# Material supplied start

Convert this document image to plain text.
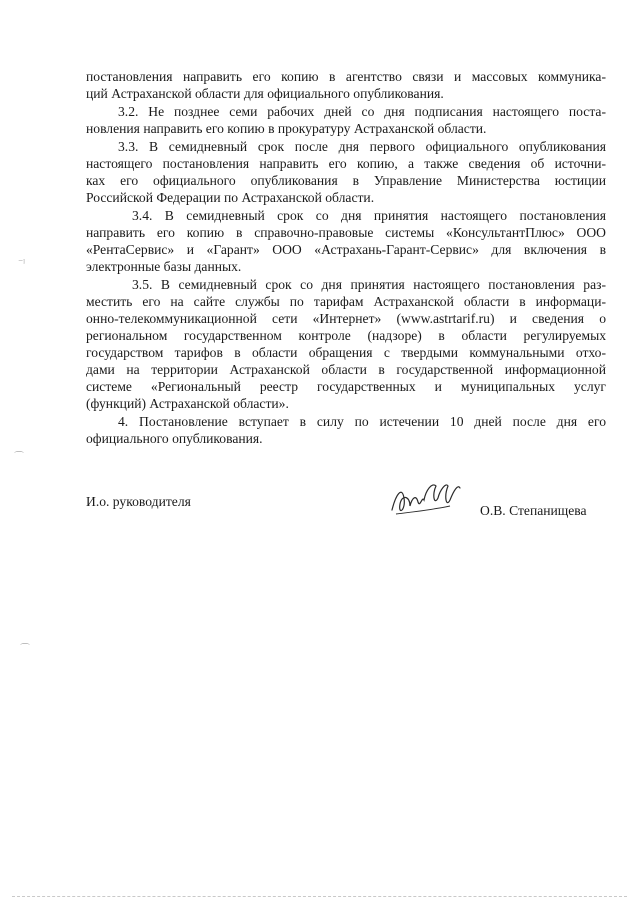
постановления направить его копию в агентство связи и массовых коммуника-
ций Астраханской области для официального опубликования.
3.2. Не позднее семи рабочих дней со дня подписания настоящего поста-
новления направить его копию в прокуратуру Астраханской области.
3.3. В семидневный срок после дня первого официального опубликования
настоящего постановления направить его копию, а также сведения об источни-
ках его официального опубликования в Управление Министерства юстиции
Российской Федерации по Астраханской области.
3.4. В семидневный срок со дня принятия настоящего постановления
направить его копию в справочно-правовые системы «КонсультантПлюс» ООО
«РентаСервис» и «Гарант» ООО «Астрахань-Гарант-Сервис» для включения в
электронные базы данных.
3.5. В семидневный срок со дня принятия настоящего постановления раз-
местить его на сайте службы по тарифам Астраханской области в информаци-
онно-телекоммуникационной сети «Интернет» (www.astrtarif.ru) и сведения о
региональном государственном контроле (надзоре) в области регулируемых
государством тарифов в области обращения с твердыми коммунальными отхо-
дами на территории Астраханской области в государственной информационной
системе «Региональный реестр государственных и муниципальных услуг
(функций) Астраханской области».
4. Постановление вступает в силу по истечении 10 дней после дня его
официального опубликования.
И.о. руководителя
О.В. Степанищева
⁻ˡ
⌒
⌒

# Material supplied end

### What you are asked to do
Extract all the data above exactly, excluding every picture.

### Result
Convert this document image to plain text.
постановления направить его копию в агентство связи и массовых коммуника-
ций Астраханской области для официального опубликования.
3.2. Не позднее семи рабочих дней со дня подписания настоящего поста-
новления направить его копию в прокуратуру Астраханской области.
3.3. В семидневный срок после дня первого официального опубликования
настоящего постановления направить его копию, а также сведения об источни-
ках его официального опубликования в Управление Министерства юстиции
Российской Федерации по Астраханской области.
3.4. В семидневный срок со дня принятия настоящего постановления
направить его копию в справочно-правовые системы «КонсультантПлюс» ООО
«РентаСервис» и «Гарант» ООО «Астрахань-Гарант-Сервис» для включения в
электронные базы данных.
3.5. В семидневный срок со дня принятия настоящего постановления раз-
местить его на сайте службы по тарифам Астраханской области в информаци-
онно-телекоммуникационной сети «Интернет» (www.astrtarif.ru) и сведения о
региональном государственном контроле (надзоре) в области регулируемых
государством тарифов в области обращения с твердыми коммунальными отхо-
дами на территории Астраханской области в государственной информационной
системе «Региональный реестр государственных и муниципальных услуг
(функций) Астраханской области».
4. Постановление вступает в силу по истечении 10 дней после дня его
официального опубликования.
И.о. руководителя
О.В. Степанищева
⁻ˡ
⌒
⌒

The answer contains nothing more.